#### GOAL
Rewrite the entries starting at the line that contains "data-row: East 1589882.39: [19, 107, 245, 126]" and ending at the line that contains "minimize-button[interactable]: ▬: [861, 411, 885, 428]", replacing "legend-label" with "legend-text" and leaving everything else unchanged.
begin ENTRIES PROVIDED
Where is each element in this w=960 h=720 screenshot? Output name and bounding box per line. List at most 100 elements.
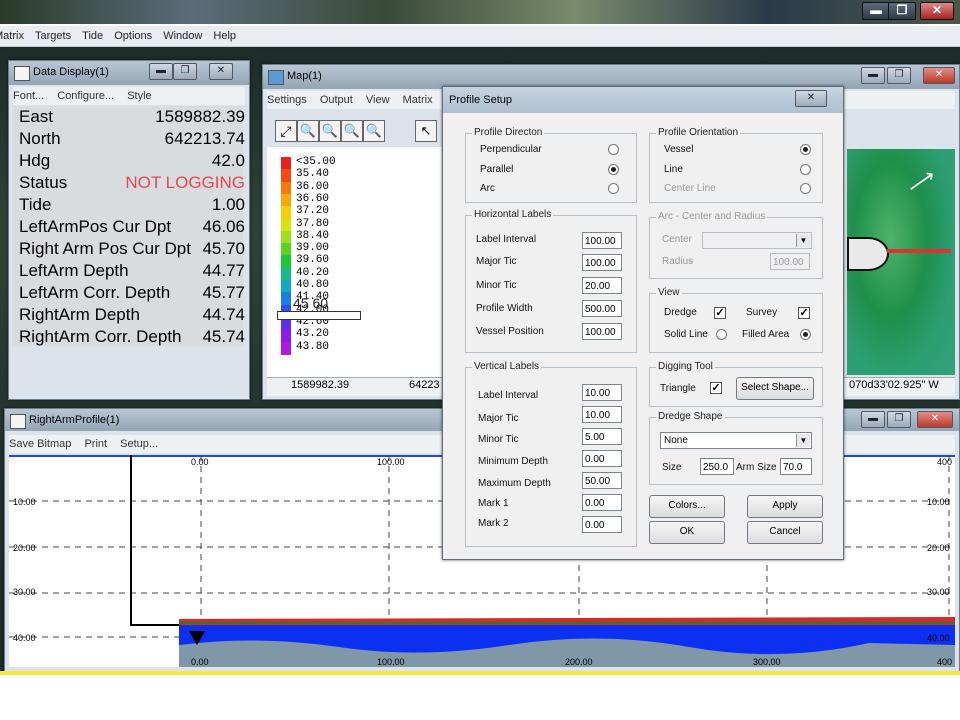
data-row: East 1589882.39: [19, 107, 245, 126]
zoom-extents-icon[interactable]: ⤢: [275, 120, 297, 142]
legend-label: 39.60: [296, 254, 330, 267]
digging-tool-group: Digging Tool Triangle ✓ Select Shape...: [649, 361, 823, 407]
minimize-button[interactable]: ▬: [861, 411, 885, 428]
menu-help[interactable]: Help: [213, 26, 236, 46]
menu-targets[interactable]: Targets: [35, 26, 71, 46]
maximize-button[interactable]: ❐: [173, 63, 197, 80]
maximum-depth-input[interactable]: 50.00: [582, 472, 622, 489]
v-major-tic-input[interactable]: 10.00: [582, 406, 622, 423]
maximize-button[interactable]: ❐: [887, 67, 911, 84]
center-line-radio[interactable]: [800, 183, 811, 194]
menu-print[interactable]: Print: [84, 438, 107, 450]
field-label: Solid Line: [664, 329, 708, 340]
menu-window[interactable]: Window: [163, 26, 202, 46]
maximize-button[interactable]: ❐: [888, 2, 916, 20]
horizontal-labels-group: Horizontal Labels Label Interval 100.00 …: [465, 209, 637, 353]
h-major-tic-input[interactable]: 100.00: [582, 254, 622, 271]
arm-size-input[interactable]: 70.0: [780, 458, 812, 475]
dredge-shape-select[interactable]: None ▼: [660, 432, 812, 449]
legend-label: 36.00: [296, 180, 330, 193]
menu-setup[interactable]: Setup...: [120, 438, 158, 450]
h-label-interval-input[interactable]: 100.00: [582, 232, 622, 249]
vessel-radio[interactable]: [800, 144, 811, 155]
field-label: Maximum Depth: [478, 478, 551, 489]
menu-save-bitmap[interactable]: Save Bitmap: [9, 438, 71, 450]
x-label-bottom: 400: [937, 657, 952, 667]
minimize-button[interactable]: ▬: [149, 63, 173, 80]
dredge-checkbox[interactable]: ✓: [714, 307, 726, 319]
close-button[interactable]: ✕: [920, 2, 954, 20]
menu-matrix[interactable]: Matrix: [0, 26, 24, 46]
close-button[interactable]: ✕: [209, 63, 233, 80]
select-shape-button[interactable]: Select Shape...: [736, 377, 814, 400]
mark-1-input[interactable]: 0.00: [582, 494, 622, 511]
v-label-interval-input[interactable]: 10.00: [582, 384, 622, 401]
chevron-down-icon: ▼: [796, 234, 810, 247]
legend-swatch: [281, 280, 291, 293]
pointer-icon[interactable]: ↖: [415, 120, 437, 142]
close-button[interactable]: ✕: [917, 411, 953, 428]
zoom-previous-icon[interactable]: 🔍: [363, 120, 385, 142]
mark-2-input[interactable]: 0.00: [582, 516, 622, 533]
parallel-radio[interactable]: [608, 164, 619, 175]
x-label-bottom: 100.00: [377, 657, 405, 667]
menu-font[interactable]: Font...: [13, 90, 44, 102]
menu-configure[interactable]: Configure...: [57, 90, 114, 102]
vessel-position-input[interactable]: 100.00: [582, 323, 622, 340]
legend-swatch: [281, 267, 291, 281]
v-minor-tic-input[interactable]: 5.00: [582, 428, 622, 445]
filled-area-radio[interactable]: [800, 329, 811, 340]
profile-title: RightArmProfile(1): [29, 414, 120, 426]
menu-tide[interactable]: Tide: [82, 26, 103, 46]
dialog-title-bar[interactable]: Profile Setup ✕: [443, 87, 843, 113]
zoom-window-icon[interactable]: 🔍: [341, 120, 363, 142]
group-title: View: [656, 287, 682, 298]
minimum-depth-input[interactable]: 0.00: [582, 450, 622, 467]
y-label: 10.00: [13, 497, 36, 507]
menu-view[interactable]: View: [366, 94, 390, 106]
field-label: Minimum Depth: [478, 456, 549, 467]
h-minor-tic-input[interactable]: 20.00: [582, 277, 622, 294]
colors-button[interactable]: Colors...: [649, 495, 725, 518]
cancel-button[interactable]: Cancel: [747, 521, 823, 544]
data-row: Right Arm Pos Cur Dpt 45.70: [19, 239, 245, 258]
ok-button[interactable]: OK: [649, 521, 725, 544]
field-label: Profile Width: [476, 303, 533, 314]
close-button[interactable]: ✕: [795, 90, 827, 107]
maximize-button[interactable]: ❐: [887, 411, 911, 428]
minimize-button[interactable]: ▬: [861, 67, 885, 84]
app-menu-bar: Matrix Targets Tide Options Window Help: [0, 26, 960, 47]
group-title: Horizontal Labels: [472, 209, 554, 220]
perpendicular-radio[interactable]: [608, 144, 619, 155]
field-label: Dredge: [664, 307, 697, 318]
field-label: Label Interval: [476, 234, 537, 245]
arc-center-select[interactable]: ▼: [702, 232, 812, 249]
profile-width-input[interactable]: 500.00: [582, 300, 622, 317]
zoom-in-icon[interactable]: 🔍: [297, 120, 319, 142]
triangle-checkbox[interactable]: ✓: [710, 382, 722, 394]
survey-checkbox[interactable]: ✓: [798, 307, 810, 319]
menu-output[interactable]: Output: [320, 94, 353, 106]
menu-options[interactable]: Options: [114, 26, 152, 46]
field-label: Triangle: [660, 383, 696, 394]
menu-style[interactable]: Style: [127, 90, 151, 102]
arc-radio[interactable]: [608, 183, 619, 194]
apply-button[interactable]: Apply: [747, 495, 823, 518]
menu-matrix[interactable]: Matrix: [403, 94, 433, 106]
dredge-size-input[interactable]: 250.0: [700, 458, 734, 475]
zoom-out-icon[interactable]: 🔍: [319, 120, 341, 142]
map-overlay-text: 45 60: [293, 295, 329, 311]
y-label: 40.00: [13, 633, 36, 643]
menu-settings[interactable]: Settings: [267, 94, 307, 106]
close-button[interactable]: ✕: [923, 67, 955, 84]
minimize-button[interactable]: ▬: [862, 2, 890, 20]
solid-line-radio[interactable]: [716, 329, 727, 340]
line-radio[interactable]: [800, 164, 811, 175]
legend-swatch: [281, 255, 291, 269]
app-title-bar: ▬ ❐ ✕: [0, 0, 960, 24]
group-title: Vertical Labels: [472, 361, 542, 372]
data-display-title-bar[interactable]: Data Display(1) ▬ ❐ ✕: [9, 61, 249, 85]
arc-radius-input[interactable]: 100.00: [770, 253, 810, 270]
data-display-body: East 1589882.39 North 642213.74 Hdg 42.0 St…: [13, 106, 245, 346]
map-canvas[interactable]: ⟶: [847, 149, 955, 375]
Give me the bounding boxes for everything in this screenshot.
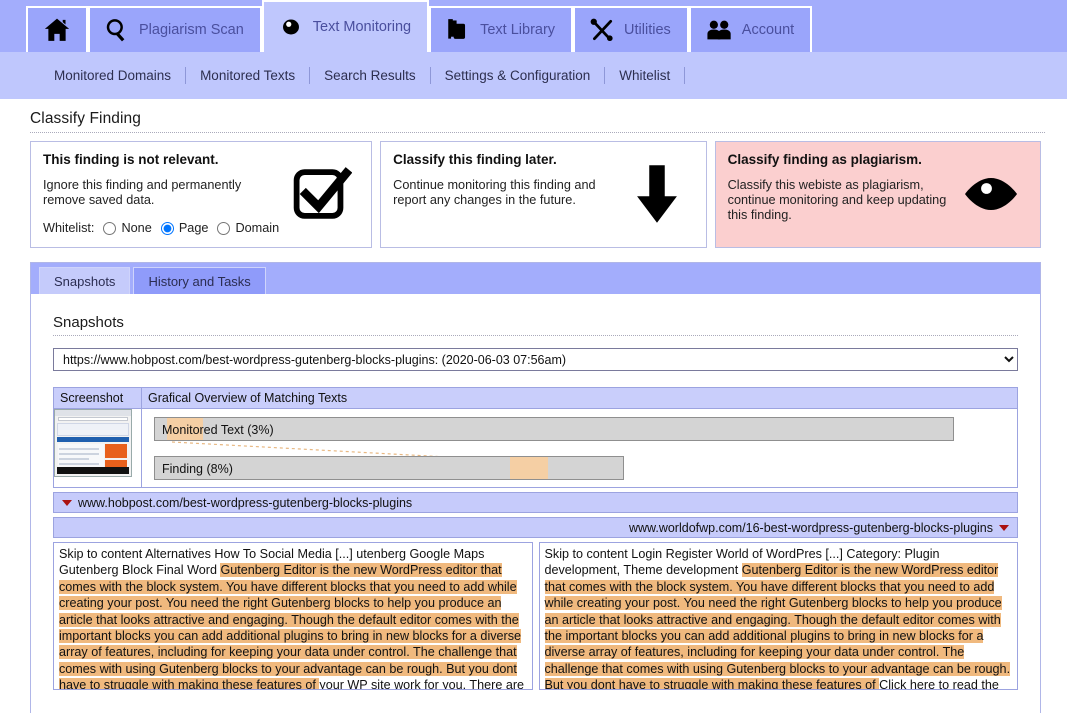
classify-finding-panels: This finding is not relevant. Ignore thi… xyxy=(30,141,1042,248)
people-icon xyxy=(705,18,733,42)
checkbox-checked-icon[interactable] xyxy=(285,152,359,235)
whitelist-label: Whitelist: xyxy=(43,221,95,235)
page-content: Classify Finding This finding is not rel… xyxy=(0,99,1067,713)
nav-tab-label: Account xyxy=(741,22,795,38)
eye-icon xyxy=(278,16,304,38)
text-left-suffix: your WP site work for you. There are xyxy=(319,678,525,690)
books-icon xyxy=(445,17,471,43)
subnav-item-whitelist[interactable]: Whitelist xyxy=(605,68,684,83)
panel-not-relevant[interactable]: This finding is not relevant. Ignore thi… xyxy=(30,141,373,248)
bar-label: Monitored Text (3%) xyxy=(162,423,274,437)
matching-bars-chart: Monitored Text (3%) Finding (8%) xyxy=(142,409,1017,487)
panel-heading: This finding is not relevant. xyxy=(43,152,219,167)
nav-tab-account[interactable]: Account xyxy=(688,6,813,52)
snapshots-divider xyxy=(53,335,1018,336)
whitelist-option-domain[interactable]: Domain xyxy=(235,221,279,235)
website-thumbnail[interactable] xyxy=(54,409,132,477)
screenshot-cell[interactable] xyxy=(53,408,142,488)
thumb-text-line xyxy=(59,463,99,465)
panel-text: Classify this finding later. Continue mo… xyxy=(393,152,619,235)
secondary-navigation: Monitored Domains Monitored Texts Search… xyxy=(0,52,1067,99)
tools-icon xyxy=(589,17,615,43)
thumb-url-bar xyxy=(58,417,128,421)
nav-tab-label: Text Monitoring xyxy=(312,19,412,35)
bar-label: Finding (8%) xyxy=(162,462,233,476)
chevron-down-icon[interactable] xyxy=(62,499,72,506)
url-label-right: www.worldofwp.com/16-best-wordpress-gute… xyxy=(628,520,993,535)
thumb-site-header xyxy=(57,423,129,436)
text-comparison: Skip to content Alternatives How To Soci… xyxy=(53,542,1018,690)
main-navigation-bar: Plagiarism Scan Text Monitoring Text Lib… xyxy=(0,0,1067,52)
table-header-row: Screenshot Grafical Overview of Matching… xyxy=(53,387,1018,409)
nav-tab-text-monitoring[interactable]: Text Monitoring xyxy=(261,0,430,52)
panel-text: This finding is not relevant. Ignore thi… xyxy=(43,152,285,235)
column-header-grafical-overview: Grafical Overview of Matching Texts xyxy=(141,387,1018,409)
panel-classify-later[interactable]: Classify this finding later. Continue mo… xyxy=(380,141,707,248)
text-left-highlight: Gutenberg Editor is the new WordPress ed… xyxy=(59,563,522,689)
snapshots-title: Snapshots xyxy=(53,314,124,331)
whitelist-option-page[interactable]: Page xyxy=(179,221,209,235)
thumb-text-line xyxy=(59,453,99,455)
subnav-item-settings-configuration[interactable]: Settings & Configuration xyxy=(431,68,605,83)
overview-cell: Monitored Text (3%) Finding (8%) xyxy=(141,408,1018,488)
whitelist-option-none[interactable]: None xyxy=(121,221,151,235)
tab-history-and-tasks[interactable]: History and Tasks xyxy=(133,267,266,294)
panel-description: Continue monitoring this finding and rep… xyxy=(393,178,596,207)
whitelist-radio-domain[interactable] xyxy=(217,221,231,235)
snapshot-select[interactable]: https://www.hobpost.com/best-wordpress-g… xyxy=(53,348,1018,371)
nav-tab-label: Utilities xyxy=(624,22,671,38)
thumb-text-line xyxy=(59,458,89,460)
down-arrow-icon[interactable] xyxy=(620,152,694,235)
thumb-text-line xyxy=(59,448,99,450)
text-right-highlight: Gutenberg Editor is the new WordPress ed… xyxy=(544,563,1011,689)
bar-finding[interactable]: Finding (8%) xyxy=(154,456,624,480)
magnifier-icon xyxy=(104,17,130,43)
panel-description: Ignore this finding and permanently remo… xyxy=(43,178,242,207)
nav-tab-plagiarism-scan[interactable]: Plagiarism Scan xyxy=(88,6,262,52)
eye-icon[interactable] xyxy=(954,152,1028,235)
text-pane-right[interactable]: Skip to content Login Register World of … xyxy=(538,542,1018,690)
url-row-right[interactable]: www.worldofwp.com/16-best-wordpress-gute… xyxy=(53,517,1018,538)
subnav-item-monitored-domains[interactable]: Monitored Domains xyxy=(40,68,185,83)
nav-tab-label: Text Library xyxy=(480,22,556,38)
table-row: Monitored Text (3%) Finding (8%) xyxy=(53,408,1018,488)
chevron-down-icon[interactable] xyxy=(999,524,1009,531)
panel-classify-plagiarism[interactable]: Classify finding as plagiarism. Classify… xyxy=(714,141,1042,248)
text-pane-left[interactable]: Skip to content Alternatives How To Soci… xyxy=(53,542,533,690)
whitelist-radio-page[interactable] xyxy=(160,221,174,235)
whitelist-radio-none[interactable] xyxy=(103,221,117,235)
whitelist-radio-group: Whitelist: None Page Domain xyxy=(43,221,279,235)
home-icon xyxy=(42,16,72,44)
url-label-left: www.hobpost.com/best-wordpress-gutenberg… xyxy=(78,495,413,510)
nav-tab-home[interactable] xyxy=(26,6,88,52)
bar-monitored-text[interactable]: Monitored Text (3%) xyxy=(154,417,954,441)
subnav-item-search-results[interactable]: Search Results xyxy=(310,68,430,83)
subnav-separator xyxy=(684,67,686,84)
url-row-left[interactable]: www.hobpost.com/best-wordpress-gutenberg… xyxy=(53,492,1018,513)
panel-heading: Classify this finding later. xyxy=(393,152,557,167)
panel-heading: Classify finding as plagiarism. xyxy=(727,152,922,167)
page-title: Classify Finding xyxy=(30,110,142,127)
nav-tab-label: Plagiarism Scan xyxy=(139,22,244,38)
column-header-screenshot: Screenshot xyxy=(53,387,142,409)
panel-description: Classify this webiste as plagiarism, con… xyxy=(727,178,947,222)
bar-match-segment xyxy=(510,457,548,479)
thumb-footer xyxy=(57,467,129,474)
thumb-browser-chrome xyxy=(55,410,131,416)
nav-tab-text-library[interactable]: Text Library xyxy=(429,6,574,52)
thumb-nav-bar xyxy=(57,437,129,442)
snapshot-tabstrip: Snapshots History and Tasks xyxy=(30,262,1041,294)
title-divider xyxy=(30,132,1045,133)
thumb-sidebar-block xyxy=(105,444,127,458)
panel-text: Classify finding as plagiarism. Classify… xyxy=(728,152,954,235)
snapshots-panel: Snapshots https://www.hobpost.com/best-w… xyxy=(30,294,1041,713)
matching-overview-table: Screenshot Grafical Overview of Matching… xyxy=(53,387,1018,488)
tab-snapshots[interactable]: Snapshots xyxy=(39,267,131,294)
subnav-item-monitored-texts[interactable]: Monitored Texts xyxy=(186,68,309,83)
nav-tab-utilities[interactable]: Utilities xyxy=(573,6,689,52)
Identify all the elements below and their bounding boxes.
end ENTRIES PROVIDED
#### SOLUTION TO THIS PROBLEM
data-row: East 1589882.39: [19, 107, 245, 126]
zoom-extents-icon[interactable]: ⤢: [275, 120, 297, 142]
legend-text: 39.60: [296, 254, 330, 267]
digging-tool-group: Digging Tool Triangle ✓ Select Shape...: [649, 361, 823, 407]
minimize-button[interactable]: ▬: [861, 411, 885, 428]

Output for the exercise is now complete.